Work to be completed
Using the data below, tally the lines that include the string "청년일경험". Only the number is wanted.

Records for the task
+---+

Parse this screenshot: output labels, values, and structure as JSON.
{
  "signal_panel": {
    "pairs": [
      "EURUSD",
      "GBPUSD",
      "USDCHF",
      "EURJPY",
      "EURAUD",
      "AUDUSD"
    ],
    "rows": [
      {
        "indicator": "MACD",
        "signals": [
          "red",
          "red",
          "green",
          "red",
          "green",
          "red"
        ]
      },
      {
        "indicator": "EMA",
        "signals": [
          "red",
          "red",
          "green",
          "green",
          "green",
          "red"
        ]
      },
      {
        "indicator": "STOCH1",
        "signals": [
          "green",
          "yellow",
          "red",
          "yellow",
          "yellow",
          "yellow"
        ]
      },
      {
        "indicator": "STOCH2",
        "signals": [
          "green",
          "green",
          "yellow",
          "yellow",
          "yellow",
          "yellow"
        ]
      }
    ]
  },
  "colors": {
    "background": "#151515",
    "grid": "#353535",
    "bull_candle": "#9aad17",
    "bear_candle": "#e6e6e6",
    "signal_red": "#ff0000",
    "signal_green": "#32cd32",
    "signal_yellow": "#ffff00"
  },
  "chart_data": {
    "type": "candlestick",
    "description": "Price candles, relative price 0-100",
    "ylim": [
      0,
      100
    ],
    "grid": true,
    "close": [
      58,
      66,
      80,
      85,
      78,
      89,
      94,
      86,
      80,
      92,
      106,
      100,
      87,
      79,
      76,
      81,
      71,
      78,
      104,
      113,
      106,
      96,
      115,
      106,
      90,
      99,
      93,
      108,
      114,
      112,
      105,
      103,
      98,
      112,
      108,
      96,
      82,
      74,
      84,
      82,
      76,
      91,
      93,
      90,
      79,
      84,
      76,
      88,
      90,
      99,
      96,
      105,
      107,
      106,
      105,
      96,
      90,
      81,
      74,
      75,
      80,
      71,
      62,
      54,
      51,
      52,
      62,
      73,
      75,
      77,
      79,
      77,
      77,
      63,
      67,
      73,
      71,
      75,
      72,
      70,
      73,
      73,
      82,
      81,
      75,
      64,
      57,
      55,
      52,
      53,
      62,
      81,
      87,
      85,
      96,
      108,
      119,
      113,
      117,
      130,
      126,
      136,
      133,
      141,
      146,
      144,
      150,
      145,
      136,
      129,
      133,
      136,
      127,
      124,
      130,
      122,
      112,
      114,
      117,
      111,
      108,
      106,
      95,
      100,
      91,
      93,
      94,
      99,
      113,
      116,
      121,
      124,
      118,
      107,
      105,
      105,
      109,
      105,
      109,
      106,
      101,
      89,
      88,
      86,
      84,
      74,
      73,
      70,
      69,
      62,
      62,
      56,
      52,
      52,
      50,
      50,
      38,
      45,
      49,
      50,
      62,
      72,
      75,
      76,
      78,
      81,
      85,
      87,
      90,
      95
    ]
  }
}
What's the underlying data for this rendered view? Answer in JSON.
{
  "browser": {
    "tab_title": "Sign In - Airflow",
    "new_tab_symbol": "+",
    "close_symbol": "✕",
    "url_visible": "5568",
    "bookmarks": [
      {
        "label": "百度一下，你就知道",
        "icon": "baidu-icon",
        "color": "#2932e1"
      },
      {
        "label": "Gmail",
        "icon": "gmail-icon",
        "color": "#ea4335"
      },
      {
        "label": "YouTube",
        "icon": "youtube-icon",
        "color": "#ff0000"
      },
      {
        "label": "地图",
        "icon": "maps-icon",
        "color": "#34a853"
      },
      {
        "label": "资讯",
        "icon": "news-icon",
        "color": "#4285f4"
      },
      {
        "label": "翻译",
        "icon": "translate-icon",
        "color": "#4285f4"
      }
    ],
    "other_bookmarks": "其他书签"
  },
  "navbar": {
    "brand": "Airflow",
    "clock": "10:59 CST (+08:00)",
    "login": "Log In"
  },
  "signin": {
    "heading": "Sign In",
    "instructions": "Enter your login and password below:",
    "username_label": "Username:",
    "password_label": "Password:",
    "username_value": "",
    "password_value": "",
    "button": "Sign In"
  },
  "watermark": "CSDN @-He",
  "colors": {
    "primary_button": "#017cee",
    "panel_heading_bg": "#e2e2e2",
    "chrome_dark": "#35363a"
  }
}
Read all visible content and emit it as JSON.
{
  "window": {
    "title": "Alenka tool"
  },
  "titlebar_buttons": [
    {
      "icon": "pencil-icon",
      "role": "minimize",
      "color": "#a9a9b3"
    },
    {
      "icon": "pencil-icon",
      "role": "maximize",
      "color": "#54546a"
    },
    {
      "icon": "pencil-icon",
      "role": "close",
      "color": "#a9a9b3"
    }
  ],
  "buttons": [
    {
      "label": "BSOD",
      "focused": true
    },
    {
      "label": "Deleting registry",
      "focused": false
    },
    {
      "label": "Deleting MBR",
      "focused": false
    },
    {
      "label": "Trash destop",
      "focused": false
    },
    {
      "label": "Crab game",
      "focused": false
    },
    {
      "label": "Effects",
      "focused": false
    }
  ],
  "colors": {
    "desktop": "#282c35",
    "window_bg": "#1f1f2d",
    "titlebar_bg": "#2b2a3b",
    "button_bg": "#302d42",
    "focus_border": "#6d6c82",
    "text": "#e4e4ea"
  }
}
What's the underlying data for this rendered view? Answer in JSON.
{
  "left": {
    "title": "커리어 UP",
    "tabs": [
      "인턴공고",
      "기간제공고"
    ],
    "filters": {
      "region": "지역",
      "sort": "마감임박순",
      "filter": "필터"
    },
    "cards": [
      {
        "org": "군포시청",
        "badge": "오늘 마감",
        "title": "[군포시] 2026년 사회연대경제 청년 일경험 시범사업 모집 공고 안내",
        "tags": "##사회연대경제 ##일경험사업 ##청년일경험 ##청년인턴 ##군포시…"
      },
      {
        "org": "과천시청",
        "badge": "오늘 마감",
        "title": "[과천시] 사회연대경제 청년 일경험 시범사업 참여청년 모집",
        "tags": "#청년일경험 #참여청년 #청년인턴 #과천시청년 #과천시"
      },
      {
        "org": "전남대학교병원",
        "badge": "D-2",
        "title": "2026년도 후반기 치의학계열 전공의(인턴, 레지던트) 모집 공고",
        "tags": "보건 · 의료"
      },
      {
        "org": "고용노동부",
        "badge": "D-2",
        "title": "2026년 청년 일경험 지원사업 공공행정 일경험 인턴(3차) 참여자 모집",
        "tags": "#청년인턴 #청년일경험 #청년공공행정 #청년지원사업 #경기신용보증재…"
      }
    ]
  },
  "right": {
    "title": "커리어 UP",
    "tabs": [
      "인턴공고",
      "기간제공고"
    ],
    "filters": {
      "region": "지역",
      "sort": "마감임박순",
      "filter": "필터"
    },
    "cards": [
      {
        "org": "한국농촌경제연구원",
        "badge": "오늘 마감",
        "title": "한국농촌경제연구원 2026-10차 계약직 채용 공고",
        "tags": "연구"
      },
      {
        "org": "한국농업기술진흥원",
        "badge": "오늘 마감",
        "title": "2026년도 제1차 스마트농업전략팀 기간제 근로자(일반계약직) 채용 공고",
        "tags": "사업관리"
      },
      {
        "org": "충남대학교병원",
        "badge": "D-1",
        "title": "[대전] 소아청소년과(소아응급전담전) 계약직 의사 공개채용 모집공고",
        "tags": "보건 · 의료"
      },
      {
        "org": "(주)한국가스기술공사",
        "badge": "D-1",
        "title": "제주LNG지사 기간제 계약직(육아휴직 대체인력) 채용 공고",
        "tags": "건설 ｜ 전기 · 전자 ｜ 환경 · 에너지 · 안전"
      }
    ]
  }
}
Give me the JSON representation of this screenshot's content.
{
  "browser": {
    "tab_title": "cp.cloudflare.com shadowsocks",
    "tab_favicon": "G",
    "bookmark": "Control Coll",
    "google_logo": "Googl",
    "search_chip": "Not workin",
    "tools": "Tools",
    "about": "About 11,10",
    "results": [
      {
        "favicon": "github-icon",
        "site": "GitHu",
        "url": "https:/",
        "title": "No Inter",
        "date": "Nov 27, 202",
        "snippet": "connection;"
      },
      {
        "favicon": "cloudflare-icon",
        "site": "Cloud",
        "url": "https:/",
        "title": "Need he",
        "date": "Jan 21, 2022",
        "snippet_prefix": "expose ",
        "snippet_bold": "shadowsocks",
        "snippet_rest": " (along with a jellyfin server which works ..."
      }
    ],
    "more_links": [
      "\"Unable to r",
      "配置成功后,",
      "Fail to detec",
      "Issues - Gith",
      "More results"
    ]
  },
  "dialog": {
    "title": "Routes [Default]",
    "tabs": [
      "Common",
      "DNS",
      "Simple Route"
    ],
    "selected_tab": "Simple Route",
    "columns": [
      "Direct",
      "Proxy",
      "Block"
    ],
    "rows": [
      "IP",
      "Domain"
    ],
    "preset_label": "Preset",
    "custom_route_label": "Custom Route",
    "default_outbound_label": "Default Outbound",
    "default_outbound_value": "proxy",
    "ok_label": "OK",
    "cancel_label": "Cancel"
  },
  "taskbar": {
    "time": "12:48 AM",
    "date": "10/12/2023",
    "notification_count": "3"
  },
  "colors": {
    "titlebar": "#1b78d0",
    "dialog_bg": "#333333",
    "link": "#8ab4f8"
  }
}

+---+

Result for this task
3